TASK REQUIREMENTS ▸
Can you transcribe every line exactly and leave the pictures behind?

### DATASET EXCERPTS

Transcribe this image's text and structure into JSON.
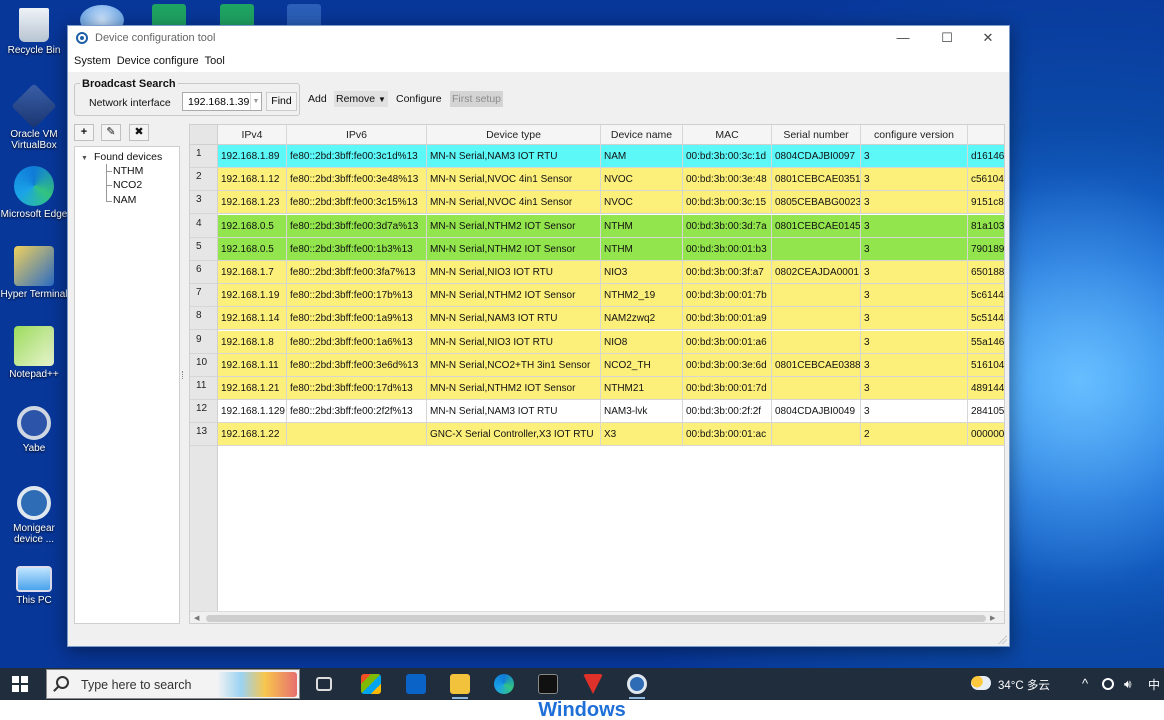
{
  "desktop": {
    "icons": [
      {
        "label": "Recycle Bin",
        "icon": "recycle-bin-icon"
      },
      {
        "label": "Oracle VM VirtualBox",
        "icon": "virtualbox-icon"
      },
      {
        "label": "Microsoft Edge",
        "icon": "edge-icon"
      },
      {
        "label": "Hyper Terminal",
        "icon": "hyperterminal-icon"
      },
      {
        "label": "Notepad++",
        "icon": "notepadpp-icon"
      },
      {
        "label": "Yabe",
        "icon": "yabe-icon"
      },
      {
        "label": "Monigear device ...",
        "icon": "monigear-icon"
      },
      {
        "label": "This PC",
        "icon": "this-pc-icon"
      }
    ]
  },
  "window": {
    "title": "Device configuration tool",
    "controls": {
      "minimize": "—",
      "maximize": "☐",
      "close": "✕"
    }
  },
  "menu": {
    "items": [
      "System",
      "Device configure",
      "Tool"
    ]
  },
  "broadcast": {
    "legend": "Broadcast Search",
    "interface_label": "Network interface",
    "interface_value": "192.168.1.39",
    "find_label": "Find"
  },
  "toolbar": {
    "add_label": "Add",
    "remove_label": "Remove",
    "configure_label": "Configure",
    "first_setup_label": "First setup"
  },
  "left_buttons": {
    "add": "+",
    "edit": "✎",
    "delete": "✖"
  },
  "tree": {
    "root": "Found devices",
    "children": [
      "NTHM",
      "NCO2",
      "NAM"
    ]
  },
  "grid": {
    "columns": [
      "IPv4",
      "IPv6",
      "Device type",
      "Device name",
      "MAC",
      "Serial number",
      "configure version",
      ""
    ],
    "colors": {
      "cyan": "#5cf7f7",
      "yellow": "#fdf07a",
      "green": "#92e54c",
      "white": "#ffffff"
    },
    "rows": [
      {
        "n": "1",
        "color": "cyan",
        "cells": [
          "192.168.1.89",
          "fe80::2bd:3bff:fe00:3c1d%13",
          "MN-N Serial,NAM3 IOT RTU",
          "NAM",
          "00:bd:3b:00:3c:1d",
          "0804CDAJBI0097",
          "3",
          "d16146"
        ]
      },
      {
        "n": "2",
        "color": "yellow",
        "cells": [
          "192.168.1.12",
          "fe80::2bd:3bff:fe00:3e48%13",
          "MN-N Serial,NVOC 4in1 Sensor",
          "NVOC",
          "00:bd:3b:00:3e:48",
          "0801CEBCAE0351",
          "3",
          "c56104"
        ]
      },
      {
        "n": "3",
        "color": "yellow",
        "cells": [
          "192.168.1.23",
          "fe80::2bd:3bff:fe00:3c15%13",
          "MN-N Serial,NVOC 4in1 Sensor",
          "NVOC",
          "00:bd:3b:00:3c:15",
          "0805CEBABG0023",
          "3",
          "9151c8"
        ]
      },
      {
        "n": "4",
        "color": "green",
        "cells": [
          "192.168.0.5",
          "fe80::2bd:3bff:fe00:3d7a%13",
          "MN-N Serial,NTHM2 IOT Sensor",
          "NTHM",
          "00:bd:3b:00:3d:7a",
          "0801CEBCAE0145",
          "3",
          "81a103"
        ]
      },
      {
        "n": "5",
        "color": "green",
        "cells": [
          "192.168.0.5",
          "fe80::2bd:3bff:fe00:1b3%13",
          "MN-N Serial,NTHM2 IOT Sensor",
          "NTHM",
          "00:bd:3b:00:01:b3",
          "",
          "3",
          "790189"
        ]
      },
      {
        "n": "6",
        "color": "yellow",
        "cells": [
          "192.168.1.7",
          "fe80::2bd:3bff:fe00:3fa7%13",
          "MN-N Serial,NIO3 IOT RTU",
          "NIO3",
          "00:bd:3b:00:3f:a7",
          "0802CEAJDA0001",
          "3",
          "650188"
        ]
      },
      {
        "n": "7",
        "color": "yellow",
        "cells": [
          "192.168.1.19",
          "fe80::2bd:3bff:fe00:17b%13",
          "MN-N Serial,NTHM2 IOT Sensor",
          "NTHM2_19",
          "00:bd:3b:00:01:7b",
          "",
          "3",
          "5c6144"
        ]
      },
      {
        "n": "8",
        "color": "yellow",
        "cells": [
          "192.168.1.14",
          "fe80::2bd:3bff:fe00:1a9%13",
          "MN-N Serial,NAM3 IOT RTU",
          "NAM2zwq2",
          "00:bd:3b:00:01:a9",
          "",
          "3",
          "5c5144"
        ]
      },
      {
        "n": "9",
        "color": "yellow",
        "cells": [
          "192.168.1.8",
          "fe80::2bd:3bff:fe00:1a6%13",
          "MN-N Serial,NIO3 IOT RTU",
          "NIO8",
          "00:bd:3b:00:01:a6",
          "",
          "3",
          "55a146"
        ]
      },
      {
        "n": "10",
        "color": "yellow",
        "cells": [
          "192.168.1.11",
          "fe80::2bd:3bff:fe00:3e6d%13",
          "MN-N Serial,NCO2+TH 3in1 Sensor",
          "NCO2_TH",
          "00:bd:3b:00:3e:6d",
          "0801CEBCAE0388",
          "3",
          "516104"
        ]
      },
      {
        "n": "11",
        "color": "yellow",
        "cells": [
          "192.168.1.21",
          "fe80::2bd:3bff:fe00:17d%13",
          "MN-N Serial,NTHM2 IOT Sensor",
          "NTHM21",
          "00:bd:3b:00:01:7d",
          "",
          "3",
          "489144"
        ]
      },
      {
        "n": "12",
        "color": "white",
        "cells": [
          "192.168.1.129",
          "fe80::2bd:3bff:fe00:2f2f%13",
          "MN-N Serial,NAM3 IOT RTU",
          "NAM3-lvk",
          "00:bd:3b:00:2f:2f",
          "0804CDAJBI0049",
          "3",
          "284105"
        ]
      },
      {
        "n": "13",
        "color": "yellow",
        "cells": [
          "192.168.1.22",
          "",
          "GNC-X Serial Controller,X3 IOT RTU",
          "X3",
          "00:bd:3b:00:01:ac",
          "",
          "2",
          "000000"
        ]
      }
    ]
  },
  "taskbar": {
    "search_placeholder": "Type here to search",
    "apps": [
      "task-view-icon",
      "store-icon",
      "outlook-icon",
      "file-explorer-icon",
      "edge-icon",
      "terminal-icon",
      "wps-icon",
      "device-config-icon"
    ],
    "weather": "34°C 多云",
    "tray_chevron": "^"
  },
  "caption": "Windows"
}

######

RESULT FOR THIS EXERCISE ▸
Transcribe this image's text and structure into JSON.
{
  "desktop": {
    "icons": [
      {
        "label": "Recycle Bin",
        "icon": "recycle-bin-icon"
      },
      {
        "label": "Oracle VM VirtualBox",
        "icon": "virtualbox-icon"
      },
      {
        "label": "Microsoft Edge",
        "icon": "edge-icon"
      },
      {
        "label": "Hyper Terminal",
        "icon": "hyperterminal-icon"
      },
      {
        "label": "Notepad++",
        "icon": "notepadpp-icon"
      },
      {
        "label": "Yabe",
        "icon": "yabe-icon"
      },
      {
        "label": "Monigear device ...",
        "icon": "monigear-icon"
      },
      {
        "label": "This PC",
        "icon": "this-pc-icon"
      }
    ]
  },
  "window": {
    "title": "Device configuration tool",
    "controls": {
      "minimize": "—",
      "maximize": "☐",
      "close": "✕"
    }
  },
  "menu": {
    "items": [
      "System",
      "Device configure",
      "Tool"
    ]
  },
  "broadcast": {
    "legend": "Broadcast Search",
    "interface_label": "Network interface",
    "interface_value": "192.168.1.39",
    "find_label": "Find"
  },
  "toolbar": {
    "add_label": "Add",
    "remove_label": "Remove",
    "configure_label": "Configure",
    "first_setup_label": "First setup"
  },
  "left_buttons": {
    "add": "+",
    "edit": "✎",
    "delete": "✖"
  },
  "tree": {
    "root": "Found devices",
    "children": [
      "NTHM",
      "NCO2",
      "NAM"
    ]
  },
  "grid": {
    "columns": [
      "IPv4",
      "IPv6",
      "Device type",
      "Device name",
      "MAC",
      "Serial number",
      "configure version",
      ""
    ],
    "colors": {
      "cyan": "#5cf7f7",
      "yellow": "#fdf07a",
      "green": "#92e54c",
      "white": "#ffffff"
    },
    "rows": [
      {
        "n": "1",
        "color": "cyan",
        "cells": [
          "192.168.1.89",
          "fe80::2bd:3bff:fe00:3c1d%13",
          "MN-N Serial,NAM3 IOT RTU",
          "NAM",
          "00:bd:3b:00:3c:1d",
          "0804CDAJBI0097",
          "3",
          "d16146"
        ]
      },
      {
        "n": "2",
        "color": "yellow",
        "cells": [
          "192.168.1.12",
          "fe80::2bd:3bff:fe00:3e48%13",
          "MN-N Serial,NVOC 4in1 Sensor",
          "NVOC",
          "00:bd:3b:00:3e:48",
          "0801CEBCAE0351",
          "3",
          "c56104"
        ]
      },
      {
        "n": "3",
        "color": "yellow",
        "cells": [
          "192.168.1.23",
          "fe80::2bd:3bff:fe00:3c15%13",
          "MN-N Serial,NVOC 4in1 Sensor",
          "NVOC",
          "00:bd:3b:00:3c:15",
          "0805CEBABG0023",
          "3",
          "9151c8"
        ]
      },
      {
        "n": "4",
        "color": "green",
        "cells": [
          "192.168.0.5",
          "fe80::2bd:3bff:fe00:3d7a%13",
          "MN-N Serial,NTHM2 IOT Sensor",
          "NTHM",
          "00:bd:3b:00:3d:7a",
          "0801CEBCAE0145",
          "3",
          "81a103"
        ]
      },
      {
        "n": "5",
        "color": "green",
        "cells": [
          "192.168.0.5",
          "fe80::2bd:3bff:fe00:1b3%13",
          "MN-N Serial,NTHM2 IOT Sensor",
          "NTHM",
          "00:bd:3b:00:01:b3",
          "",
          "3",
          "790189"
        ]
      },
      {
        "n": "6",
        "color": "yellow",
        "cells": [
          "192.168.1.7",
          "fe80::2bd:3bff:fe00:3fa7%13",
          "MN-N Serial,NIO3 IOT RTU",
          "NIO3",
          "00:bd:3b:00:3f:a7",
          "0802CEAJDA0001",
          "3",
          "650188"
        ]
      },
      {
        "n": "7",
        "color": "yellow",
        "cells": [
          "192.168.1.19",
          "fe80::2bd:3bff:fe00:17b%13",
          "MN-N Serial,NTHM2 IOT Sensor",
          "NTHM2_19",
          "00:bd:3b:00:01:7b",
          "",
          "3",
          "5c6144"
        ]
      },
      {
        "n": "8",
        "color": "yellow",
        "cells": [
          "192.168.1.14",
          "fe80::2bd:3bff:fe00:1a9%13",
          "MN-N Serial,NAM3 IOT RTU",
          "NAM2zwq2",
          "00:bd:3b:00:01:a9",
          "",
          "3",
          "5c5144"
        ]
      },
      {
        "n": "9",
        "color": "yellow",
        "cells": [
          "192.168.1.8",
          "fe80::2bd:3bff:fe00:1a6%13",
          "MN-N Serial,NIO3 IOT RTU",
          "NIO8",
          "00:bd:3b:00:01:a6",
          "",
          "3",
          "55a146"
        ]
      },
      {
        "n": "10",
        "color": "yellow",
        "cells": [
          "192.168.1.11",
          "fe80::2bd:3bff:fe00:3e6d%13",
          "MN-N Serial,NCO2+TH 3in1 Sensor",
          "NCO2_TH",
          "00:bd:3b:00:3e:6d",
          "0801CEBCAE0388",
          "3",
          "516104"
        ]
      },
      {
        "n": "11",
        "color": "yellow",
        "cells": [
          "192.168.1.21",
          "fe80::2bd:3bff:fe00:17d%13",
          "MN-N Serial,NTHM2 IOT Sensor",
          "NTHM21",
          "00:bd:3b:00:01:7d",
          "",
          "3",
          "489144"
        ]
      },
      {
        "n": "12",
        "color": "white",
        "cells": [
          "192.168.1.129",
          "fe80::2bd:3bff:fe00:2f2f%13",
          "MN-N Serial,NAM3 IOT RTU",
          "NAM3-lvk",
          "00:bd:3b:00:2f:2f",
          "0804CDAJBI0049",
          "3",
          "284105"
        ]
      },
      {
        "n": "13",
        "color": "yellow",
        "cells": [
          "192.168.1.22",
          "",
          "GNC-X Serial Controller,X3 IOT RTU",
          "X3",
          "00:bd:3b:00:01:ac",
          "",
          "2",
          "000000"
        ]
      }
    ]
  },
  "taskbar": {
    "search_placeholder": "Type here to search",
    "apps": [
      "task-view-icon",
      "store-icon",
      "outlook-icon",
      "file-explorer-icon",
      "edge-icon",
      "terminal-icon",
      "wps-icon",
      "device-config-icon"
    ],
    "weather": "34°C 多云",
    "tray_chevron": "^"
  },
  "caption": "Windows"
}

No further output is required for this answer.